SOURCE —

On a recent visit to Setúbal, near Lisbon, I noticed some massive billboards at the side of the road for an exhibition marking half a century on earth of the town’s most famous son. José Mourinho – 50 anos, documents the meteoric career of The Special One, through photographs of his many professional triumphs, with a few personal moments thrown in.
It was a reminder of how revered he remains in Portugal – perhaps the country’s most famed living son, alongside Cristiano Ronaldo. But on arriving back in Madrid, I realised how differently the Portuguese and Spanish regard him. In his adopted country, his reputation has been on a steady slide for much of the three seasons he has spent here, culminating in the spats and vitriol that have marked his apparently unstoppable exit from Real Madrid.
The trophy haul from those three years is reasonable, but far from awesome: one record-breaking Liga title and one Copa del Rey. And Friday’s defeat to Atlético Madrid in the Copa del Rey final, breaking a 14-year jinx for the red-and-whites, has confirmed this season as the worst of Mourinho’s career, by his own admission.

STORED RECORDS —
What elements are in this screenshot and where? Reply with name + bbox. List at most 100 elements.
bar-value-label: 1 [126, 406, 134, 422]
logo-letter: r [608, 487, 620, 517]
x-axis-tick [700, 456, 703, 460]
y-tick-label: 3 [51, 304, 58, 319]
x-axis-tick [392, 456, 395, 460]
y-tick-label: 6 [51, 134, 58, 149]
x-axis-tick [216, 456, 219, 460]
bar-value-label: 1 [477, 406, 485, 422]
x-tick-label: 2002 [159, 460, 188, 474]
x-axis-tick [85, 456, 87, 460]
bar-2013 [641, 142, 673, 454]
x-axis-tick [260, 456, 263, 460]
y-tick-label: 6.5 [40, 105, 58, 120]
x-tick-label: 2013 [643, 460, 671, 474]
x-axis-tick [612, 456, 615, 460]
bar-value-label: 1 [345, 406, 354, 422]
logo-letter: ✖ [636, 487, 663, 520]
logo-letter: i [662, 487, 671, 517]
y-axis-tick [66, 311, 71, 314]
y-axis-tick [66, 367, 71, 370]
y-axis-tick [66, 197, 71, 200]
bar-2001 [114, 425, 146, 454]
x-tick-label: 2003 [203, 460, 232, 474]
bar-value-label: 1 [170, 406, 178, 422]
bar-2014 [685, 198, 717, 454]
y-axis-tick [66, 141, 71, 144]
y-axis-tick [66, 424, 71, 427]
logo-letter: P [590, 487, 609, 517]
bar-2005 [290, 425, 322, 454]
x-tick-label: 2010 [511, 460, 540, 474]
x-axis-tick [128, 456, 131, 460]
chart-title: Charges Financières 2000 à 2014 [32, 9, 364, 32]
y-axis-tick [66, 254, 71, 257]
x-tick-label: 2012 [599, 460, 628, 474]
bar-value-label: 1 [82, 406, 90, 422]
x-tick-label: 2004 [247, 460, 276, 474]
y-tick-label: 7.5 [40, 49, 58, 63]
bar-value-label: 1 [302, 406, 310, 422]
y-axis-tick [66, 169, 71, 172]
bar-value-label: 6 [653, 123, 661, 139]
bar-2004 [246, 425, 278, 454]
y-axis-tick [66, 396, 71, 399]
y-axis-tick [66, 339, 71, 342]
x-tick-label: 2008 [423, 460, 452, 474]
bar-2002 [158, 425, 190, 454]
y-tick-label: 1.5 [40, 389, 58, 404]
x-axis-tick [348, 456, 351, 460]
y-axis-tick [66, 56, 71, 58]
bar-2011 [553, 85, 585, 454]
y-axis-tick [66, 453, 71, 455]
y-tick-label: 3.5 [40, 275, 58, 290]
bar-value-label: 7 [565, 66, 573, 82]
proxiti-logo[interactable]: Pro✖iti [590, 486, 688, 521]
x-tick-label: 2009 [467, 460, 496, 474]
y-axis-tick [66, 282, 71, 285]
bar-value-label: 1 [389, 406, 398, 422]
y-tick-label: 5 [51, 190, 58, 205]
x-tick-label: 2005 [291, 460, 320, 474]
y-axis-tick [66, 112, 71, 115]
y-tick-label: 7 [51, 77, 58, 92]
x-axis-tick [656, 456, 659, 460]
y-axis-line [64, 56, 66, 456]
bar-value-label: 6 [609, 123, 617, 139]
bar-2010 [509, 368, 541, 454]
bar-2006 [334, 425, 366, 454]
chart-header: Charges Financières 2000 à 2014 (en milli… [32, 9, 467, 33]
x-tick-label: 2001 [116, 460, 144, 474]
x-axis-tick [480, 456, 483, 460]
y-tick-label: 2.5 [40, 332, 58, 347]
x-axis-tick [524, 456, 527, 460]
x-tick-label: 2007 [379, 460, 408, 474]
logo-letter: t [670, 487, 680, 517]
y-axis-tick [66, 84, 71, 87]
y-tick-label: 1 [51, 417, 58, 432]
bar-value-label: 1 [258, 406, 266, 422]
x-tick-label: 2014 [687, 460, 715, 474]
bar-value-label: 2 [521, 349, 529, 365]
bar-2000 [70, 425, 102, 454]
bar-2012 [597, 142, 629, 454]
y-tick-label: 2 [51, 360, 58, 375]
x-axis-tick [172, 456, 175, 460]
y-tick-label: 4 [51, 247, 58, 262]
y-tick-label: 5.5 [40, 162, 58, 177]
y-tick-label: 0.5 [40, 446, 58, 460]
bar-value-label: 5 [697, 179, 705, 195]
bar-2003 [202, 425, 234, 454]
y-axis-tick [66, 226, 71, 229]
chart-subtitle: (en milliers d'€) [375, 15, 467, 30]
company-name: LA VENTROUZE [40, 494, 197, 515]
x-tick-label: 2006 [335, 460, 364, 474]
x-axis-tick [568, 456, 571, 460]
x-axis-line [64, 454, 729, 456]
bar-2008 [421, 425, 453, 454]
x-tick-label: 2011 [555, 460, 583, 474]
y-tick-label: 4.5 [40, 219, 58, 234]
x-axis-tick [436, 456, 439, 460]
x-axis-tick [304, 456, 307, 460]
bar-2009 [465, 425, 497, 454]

REQUIREMENTS —
• A. Return the passage of the Mourinho article between "It was a reminder" and "his own admission.", inclusive.
• B. In the Mourinho article, which team beat Real Madrid in Friday's Copa del Rey final?
• C. Pick up the article on José Mourinho after its final sentence and keep writing it.
The material is not used in any way here.

TASK RESPONSES —
• A.
It was a reminder of how revered he remains in Portugal – perhaps the country’s most famed living son, alongside Cristiano Ronaldo. But on arriving back in Madrid, I realised how differently the Portuguese and Spanish regard him. In his adopted country, his reputation has been on a steady slide for much of the three seasons he has spent here, culminating in the spats and vitriol that have marked his apparently unstoppable exit from Real Madrid.
The trophy haul from those three years is reasonable, but far from awesome: one record-breaking Liga title and one Copa del Rey. And Friday’s defeat to Atlético Madrid in the Copa del Rey final, breaking a 14-year jinx for the red-and-whites, has confirmed this season as the worst of Mourinho’s career, by his own admission.

• B. Atlético Madrid

• C.
The most glaring gap in the trophy cabinet is that of the Champions League title. Real Madrid ultimately measures its success on the European stage, not on that of the two-horse domestic one and Mourinho was hired as much to land the desperately sought-after Décima as to break Barcelona’s stranglehold on the liga. Two major domestic titles are scant compensation, as are three semi-final appearances in the Champions League.
So in purely footballing terms, Mourinho, himself brought in at huge expense to the club, can be seen as a let-down. But the really striking thing about his turbulent spell in Madrid is not how his team has played, but how his own aura has slipped.
In recent press conferences, he has repeatedly defended his record, not with the confident authority of the winner who arrived in our consciousness as if by magic a decade ago, but with the chippy insistence of someone who knows he hasn’t quite fulfilled expectations. “I won the liga points record, you can’t take that away from me,” he whined recently, sounding eerily reminiscent of his erstwhile arch-enemy Rafa Benítez at the tail-end of the Spaniard’s spell at Liverpool.
Meanwhile, his relationship with Iker Casillas, the club captain and goalkeeper Mourinho has sidelined for most of the second half of the season, has deteriorated beyond repair. And even Pepe and Ronaldo, his stalwart fellow countrymen, have spoken out against him.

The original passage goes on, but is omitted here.